* _SHORT EXERCISE_: Copy each line that contains the string "Kiadás".

* _Dataset records_:
# # # # #
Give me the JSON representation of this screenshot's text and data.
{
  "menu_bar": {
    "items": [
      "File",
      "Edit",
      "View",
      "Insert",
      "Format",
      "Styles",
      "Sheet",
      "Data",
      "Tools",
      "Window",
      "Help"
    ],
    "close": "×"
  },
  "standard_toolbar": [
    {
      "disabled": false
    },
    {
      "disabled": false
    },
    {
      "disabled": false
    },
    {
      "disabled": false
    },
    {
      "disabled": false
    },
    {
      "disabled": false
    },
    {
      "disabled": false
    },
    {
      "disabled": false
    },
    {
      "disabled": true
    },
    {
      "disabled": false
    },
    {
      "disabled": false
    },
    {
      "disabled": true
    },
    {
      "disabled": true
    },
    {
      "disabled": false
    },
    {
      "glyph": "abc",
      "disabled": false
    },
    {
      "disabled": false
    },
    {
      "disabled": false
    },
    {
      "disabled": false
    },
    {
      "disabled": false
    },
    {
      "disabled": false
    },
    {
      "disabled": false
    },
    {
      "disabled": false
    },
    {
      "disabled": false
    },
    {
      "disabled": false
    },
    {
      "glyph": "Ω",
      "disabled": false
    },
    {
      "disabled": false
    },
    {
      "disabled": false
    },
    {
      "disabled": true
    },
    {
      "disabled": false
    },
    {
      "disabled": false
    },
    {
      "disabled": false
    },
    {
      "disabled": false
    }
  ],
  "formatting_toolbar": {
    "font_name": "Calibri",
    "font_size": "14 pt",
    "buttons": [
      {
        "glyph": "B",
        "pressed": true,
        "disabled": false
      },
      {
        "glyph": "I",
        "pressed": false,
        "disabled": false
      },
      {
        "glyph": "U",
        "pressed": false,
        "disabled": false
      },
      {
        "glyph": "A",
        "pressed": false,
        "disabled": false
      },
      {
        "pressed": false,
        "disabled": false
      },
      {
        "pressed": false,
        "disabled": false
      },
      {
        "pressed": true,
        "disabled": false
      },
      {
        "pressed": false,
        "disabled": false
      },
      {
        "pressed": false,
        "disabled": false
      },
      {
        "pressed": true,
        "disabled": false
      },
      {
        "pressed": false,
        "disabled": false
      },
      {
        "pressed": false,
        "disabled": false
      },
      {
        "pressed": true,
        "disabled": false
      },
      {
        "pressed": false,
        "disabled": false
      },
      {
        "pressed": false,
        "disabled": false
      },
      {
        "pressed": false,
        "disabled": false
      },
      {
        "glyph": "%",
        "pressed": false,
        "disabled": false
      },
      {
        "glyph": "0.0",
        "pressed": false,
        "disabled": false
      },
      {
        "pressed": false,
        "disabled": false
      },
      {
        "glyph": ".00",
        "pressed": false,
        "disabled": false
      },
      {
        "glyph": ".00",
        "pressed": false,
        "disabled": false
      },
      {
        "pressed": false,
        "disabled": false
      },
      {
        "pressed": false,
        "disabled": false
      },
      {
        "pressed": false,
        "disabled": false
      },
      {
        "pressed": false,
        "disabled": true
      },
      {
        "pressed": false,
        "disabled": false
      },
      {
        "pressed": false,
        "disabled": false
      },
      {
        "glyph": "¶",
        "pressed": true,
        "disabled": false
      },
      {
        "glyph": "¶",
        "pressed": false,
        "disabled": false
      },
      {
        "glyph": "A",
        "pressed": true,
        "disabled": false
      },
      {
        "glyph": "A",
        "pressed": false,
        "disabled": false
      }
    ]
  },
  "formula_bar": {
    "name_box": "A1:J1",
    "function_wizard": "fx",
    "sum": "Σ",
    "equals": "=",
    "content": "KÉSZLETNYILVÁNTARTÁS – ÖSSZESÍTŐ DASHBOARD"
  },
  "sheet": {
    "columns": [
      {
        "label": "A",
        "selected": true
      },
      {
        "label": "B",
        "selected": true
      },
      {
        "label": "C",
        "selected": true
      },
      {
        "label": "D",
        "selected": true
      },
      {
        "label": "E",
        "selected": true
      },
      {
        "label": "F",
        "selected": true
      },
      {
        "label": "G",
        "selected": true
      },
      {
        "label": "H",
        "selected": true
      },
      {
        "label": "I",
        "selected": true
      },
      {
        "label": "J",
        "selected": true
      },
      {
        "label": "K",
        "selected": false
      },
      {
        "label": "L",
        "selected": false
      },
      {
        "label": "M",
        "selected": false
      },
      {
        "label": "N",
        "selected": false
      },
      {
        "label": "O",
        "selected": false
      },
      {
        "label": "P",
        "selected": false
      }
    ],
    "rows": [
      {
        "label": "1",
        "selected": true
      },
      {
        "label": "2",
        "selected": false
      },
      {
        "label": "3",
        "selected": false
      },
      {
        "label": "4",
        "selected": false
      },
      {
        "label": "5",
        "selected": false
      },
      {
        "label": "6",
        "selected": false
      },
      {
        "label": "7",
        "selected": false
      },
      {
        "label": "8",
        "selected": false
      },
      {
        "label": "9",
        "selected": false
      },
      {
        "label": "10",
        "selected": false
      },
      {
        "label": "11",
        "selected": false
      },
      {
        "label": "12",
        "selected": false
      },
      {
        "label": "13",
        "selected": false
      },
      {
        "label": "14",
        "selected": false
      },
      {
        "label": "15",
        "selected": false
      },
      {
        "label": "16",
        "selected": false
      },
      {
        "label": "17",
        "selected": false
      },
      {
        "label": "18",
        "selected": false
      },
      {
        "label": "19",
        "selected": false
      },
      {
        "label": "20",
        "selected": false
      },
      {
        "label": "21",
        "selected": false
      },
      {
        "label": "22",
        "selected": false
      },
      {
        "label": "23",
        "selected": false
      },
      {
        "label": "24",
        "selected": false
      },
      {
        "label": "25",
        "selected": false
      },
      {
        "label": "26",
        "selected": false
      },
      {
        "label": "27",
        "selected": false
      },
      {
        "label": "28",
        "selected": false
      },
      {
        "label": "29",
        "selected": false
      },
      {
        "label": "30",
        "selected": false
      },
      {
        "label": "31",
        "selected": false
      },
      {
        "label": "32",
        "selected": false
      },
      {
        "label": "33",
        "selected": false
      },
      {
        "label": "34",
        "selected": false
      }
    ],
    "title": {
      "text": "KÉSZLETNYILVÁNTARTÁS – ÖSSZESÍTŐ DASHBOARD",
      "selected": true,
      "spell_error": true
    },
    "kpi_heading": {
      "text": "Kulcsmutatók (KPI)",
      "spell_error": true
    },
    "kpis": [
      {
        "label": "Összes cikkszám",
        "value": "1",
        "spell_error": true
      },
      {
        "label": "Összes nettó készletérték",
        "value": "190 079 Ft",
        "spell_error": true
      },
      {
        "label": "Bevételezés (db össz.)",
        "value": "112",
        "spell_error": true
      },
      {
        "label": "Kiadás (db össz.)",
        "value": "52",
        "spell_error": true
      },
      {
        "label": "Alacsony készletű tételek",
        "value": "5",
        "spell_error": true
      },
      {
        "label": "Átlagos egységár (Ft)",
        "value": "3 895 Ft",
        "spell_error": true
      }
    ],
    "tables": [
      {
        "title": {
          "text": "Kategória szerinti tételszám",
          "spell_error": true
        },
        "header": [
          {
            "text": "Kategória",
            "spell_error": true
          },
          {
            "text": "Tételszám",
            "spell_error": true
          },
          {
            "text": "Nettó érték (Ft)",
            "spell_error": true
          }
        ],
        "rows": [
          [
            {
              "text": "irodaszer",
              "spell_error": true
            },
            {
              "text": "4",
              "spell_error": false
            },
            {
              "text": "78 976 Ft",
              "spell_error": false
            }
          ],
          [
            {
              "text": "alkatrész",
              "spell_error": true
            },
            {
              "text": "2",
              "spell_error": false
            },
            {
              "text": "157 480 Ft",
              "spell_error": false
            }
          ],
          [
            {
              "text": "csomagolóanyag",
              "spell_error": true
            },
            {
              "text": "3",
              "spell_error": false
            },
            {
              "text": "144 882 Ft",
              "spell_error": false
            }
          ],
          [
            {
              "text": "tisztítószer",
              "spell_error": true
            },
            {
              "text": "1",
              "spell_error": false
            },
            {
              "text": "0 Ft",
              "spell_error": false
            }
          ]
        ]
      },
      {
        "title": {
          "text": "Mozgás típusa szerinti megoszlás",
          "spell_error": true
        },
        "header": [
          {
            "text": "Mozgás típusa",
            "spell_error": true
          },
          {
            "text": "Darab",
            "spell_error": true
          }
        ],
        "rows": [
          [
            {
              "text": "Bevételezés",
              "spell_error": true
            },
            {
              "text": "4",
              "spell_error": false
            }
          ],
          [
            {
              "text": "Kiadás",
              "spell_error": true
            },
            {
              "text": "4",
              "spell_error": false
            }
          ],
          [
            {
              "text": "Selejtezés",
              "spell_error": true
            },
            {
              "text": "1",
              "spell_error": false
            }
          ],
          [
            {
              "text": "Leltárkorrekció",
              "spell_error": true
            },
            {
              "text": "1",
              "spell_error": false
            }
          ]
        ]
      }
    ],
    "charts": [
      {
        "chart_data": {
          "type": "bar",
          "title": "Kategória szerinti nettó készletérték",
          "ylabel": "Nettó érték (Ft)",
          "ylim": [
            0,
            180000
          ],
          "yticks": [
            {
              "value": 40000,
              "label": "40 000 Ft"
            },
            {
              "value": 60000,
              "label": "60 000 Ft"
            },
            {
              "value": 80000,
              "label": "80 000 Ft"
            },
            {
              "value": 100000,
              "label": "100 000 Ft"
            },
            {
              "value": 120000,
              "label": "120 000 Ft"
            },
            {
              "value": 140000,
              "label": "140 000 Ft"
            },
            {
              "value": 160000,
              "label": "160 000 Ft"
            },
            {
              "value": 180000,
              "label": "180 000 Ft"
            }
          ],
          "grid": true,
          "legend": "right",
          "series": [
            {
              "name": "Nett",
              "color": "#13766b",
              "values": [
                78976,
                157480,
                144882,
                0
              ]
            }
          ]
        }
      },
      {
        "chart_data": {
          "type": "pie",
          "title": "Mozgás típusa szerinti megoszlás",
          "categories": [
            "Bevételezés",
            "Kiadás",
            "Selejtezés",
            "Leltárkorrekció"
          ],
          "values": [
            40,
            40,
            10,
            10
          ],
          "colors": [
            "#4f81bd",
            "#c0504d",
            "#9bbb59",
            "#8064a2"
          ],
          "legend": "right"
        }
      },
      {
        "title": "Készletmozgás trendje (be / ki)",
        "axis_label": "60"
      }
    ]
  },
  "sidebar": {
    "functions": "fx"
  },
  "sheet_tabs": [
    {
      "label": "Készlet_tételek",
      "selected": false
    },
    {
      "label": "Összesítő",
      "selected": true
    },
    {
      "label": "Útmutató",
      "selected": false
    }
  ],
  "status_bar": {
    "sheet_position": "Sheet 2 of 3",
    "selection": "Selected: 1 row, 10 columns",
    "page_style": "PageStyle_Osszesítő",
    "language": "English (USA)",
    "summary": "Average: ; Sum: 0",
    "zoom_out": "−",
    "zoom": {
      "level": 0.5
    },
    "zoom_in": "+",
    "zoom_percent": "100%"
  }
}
# # # # #
* _WRITTEN RESPONSE_:
        "label": "Kiadás (db össz.)",
              "text": "Kiadás",
            "Kiadás",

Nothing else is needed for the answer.